**Exercise objective**
Below is a set of records. Repeat all of them exactly.

**Material shown**

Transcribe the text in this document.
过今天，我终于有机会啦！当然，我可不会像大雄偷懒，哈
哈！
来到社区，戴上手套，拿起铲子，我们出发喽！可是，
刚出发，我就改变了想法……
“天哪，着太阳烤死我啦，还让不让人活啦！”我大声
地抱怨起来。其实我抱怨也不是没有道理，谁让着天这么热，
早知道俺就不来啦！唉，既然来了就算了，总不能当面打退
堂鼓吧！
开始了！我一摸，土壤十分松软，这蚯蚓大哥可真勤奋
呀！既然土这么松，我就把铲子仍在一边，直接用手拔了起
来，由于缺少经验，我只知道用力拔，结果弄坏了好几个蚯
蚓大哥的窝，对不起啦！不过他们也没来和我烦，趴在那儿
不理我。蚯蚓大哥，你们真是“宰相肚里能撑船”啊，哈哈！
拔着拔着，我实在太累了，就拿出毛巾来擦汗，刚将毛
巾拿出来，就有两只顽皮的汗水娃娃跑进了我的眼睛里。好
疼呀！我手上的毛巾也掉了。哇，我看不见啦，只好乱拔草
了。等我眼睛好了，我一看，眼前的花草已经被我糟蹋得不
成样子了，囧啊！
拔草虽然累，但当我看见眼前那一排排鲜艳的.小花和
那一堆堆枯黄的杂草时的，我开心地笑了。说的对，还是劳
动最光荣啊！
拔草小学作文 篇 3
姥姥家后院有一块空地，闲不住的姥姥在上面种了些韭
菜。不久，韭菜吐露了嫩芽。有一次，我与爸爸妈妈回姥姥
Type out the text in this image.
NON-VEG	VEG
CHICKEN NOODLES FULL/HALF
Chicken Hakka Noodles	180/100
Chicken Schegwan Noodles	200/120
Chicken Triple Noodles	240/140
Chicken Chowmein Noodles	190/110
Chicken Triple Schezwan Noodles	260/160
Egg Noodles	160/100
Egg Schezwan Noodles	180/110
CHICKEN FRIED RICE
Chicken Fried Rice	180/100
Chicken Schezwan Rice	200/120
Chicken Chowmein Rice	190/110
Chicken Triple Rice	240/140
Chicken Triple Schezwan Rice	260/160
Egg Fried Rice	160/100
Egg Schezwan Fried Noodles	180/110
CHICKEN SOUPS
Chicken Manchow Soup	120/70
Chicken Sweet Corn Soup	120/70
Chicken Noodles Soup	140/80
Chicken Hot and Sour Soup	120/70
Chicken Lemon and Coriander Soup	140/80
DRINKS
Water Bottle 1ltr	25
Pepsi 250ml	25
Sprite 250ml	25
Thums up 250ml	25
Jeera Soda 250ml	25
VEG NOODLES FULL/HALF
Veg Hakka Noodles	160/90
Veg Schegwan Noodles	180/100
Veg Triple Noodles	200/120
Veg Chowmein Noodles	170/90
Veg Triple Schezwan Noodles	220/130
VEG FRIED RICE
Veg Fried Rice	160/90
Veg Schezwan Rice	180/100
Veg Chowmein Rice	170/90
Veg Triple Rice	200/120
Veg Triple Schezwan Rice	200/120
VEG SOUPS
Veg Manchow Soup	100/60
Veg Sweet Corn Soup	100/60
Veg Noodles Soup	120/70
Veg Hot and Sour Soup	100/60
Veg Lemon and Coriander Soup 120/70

**Result for this exercise**
Transcribe the text in this document.
过今天，我终于有机会啦！当然，我可不会像大雄偷懒，哈
哈！
来到社区，戴上手套，拿起铲子，我们出发喽！可是，
刚出发，我就改变了想法……
“天哪，着太阳烤死我啦，还让不让人活啦！”我大声
地抱怨起来。其实我抱怨也不是没有道理，谁让着天这么热，
早知道俺就不来啦！唉，既然来了就算了，总不能当面打退
堂鼓吧！
开始了！我一摸，土壤十分松软，这蚯蚓大哥可真勤奋
呀！既然土这么松，我就把铲子仍在一边，直接用手拔了起
来，由于缺少经验，我只知道用力拔，结果弄坏了好几个蚯
蚓大哥的窝，对不起啦！不过他们也没来和我烦，趴在那儿
不理我。蚯蚓大哥，你们真是“宰相肚里能撑船”啊，哈哈！
拔着拔着，我实在太累了，就拿出毛巾来擦汗，刚将毛
巾拿出来，就有两只顽皮的汗水娃娃跑进了我的眼睛里。好
疼呀！我手上的毛巾也掉了。哇，我看不见啦，只好乱拔草
了。等我眼睛好了，我一看，眼前的花草已经被我糟蹋得不
成样子了，囧啊！
拔草虽然累，但当我看见眼前那一排排鲜艳的.小花和
那一堆堆枯黄的杂草时的，我开心地笑了。说的对，还是劳
动最光荣啊！
拔草小学作文 篇 3
姥姥家后院有一块空地，闲不住的姥姥在上面种了些韭
菜。不久，韭菜吐露了嫩芽。有一次，我与爸爸妈妈回姥姥
Type out the text in this image.
NON-VEG	VEG
CHICKEN NOODLES FULL/HALF
Chicken Hakka Noodles	180/100
Chicken Schegwan Noodles	200/120
Chicken Triple Noodles	240/140
Chicken Chowmein Noodles	190/110
Chicken Triple Schezwan Noodles	260/160
Egg Noodles	160/100
Egg Schezwan Noodles	180/110
CHICKEN FRIED RICE
Chicken Fried Rice	180/100
Chicken Schezwan Rice	200/120
Chicken Chowmein Rice	190/110
Chicken Triple Rice	240/140
Chicken Triple Schezwan Rice	260/160
Egg Fried Rice	160/100
Egg Schezwan Fried Noodles	180/110
CHICKEN SOUPS
Chicken Manchow Soup	120/70
Chicken Sweet Corn Soup	120/70
Chicken Noodles Soup	140/80
Chicken Hot and Sour Soup	120/70
Chicken Lemon and Coriander Soup	140/80
DRINKS
Water Bottle 1ltr	25
Pepsi 250ml	25
Sprite 250ml	25
Thums up 250ml	25
Jeera Soda 250ml	25
VEG NOODLES FULL/HALF
Veg Hakka Noodles	160/90
Veg Schegwan Noodles	180/100
Veg Triple Noodles	200/120
Veg Chowmein Noodles	170/90
Veg Triple Schezwan Noodles	220/130
VEG FRIED RICE
Veg Fried Rice	160/90
Veg Schezwan Rice	180/100
Veg Chowmein Rice	170/90
Veg Triple Rice	200/120
Veg Triple Schezwan Rice	200/120
VEG SOUPS
Veg Manchow Soup	100/60
Veg Sweet Corn Soup	100/60
Veg Noodles Soup	120/70
Veg Hot and Sour Soup	100/60
Veg Lemon and Coriander Soup 120/70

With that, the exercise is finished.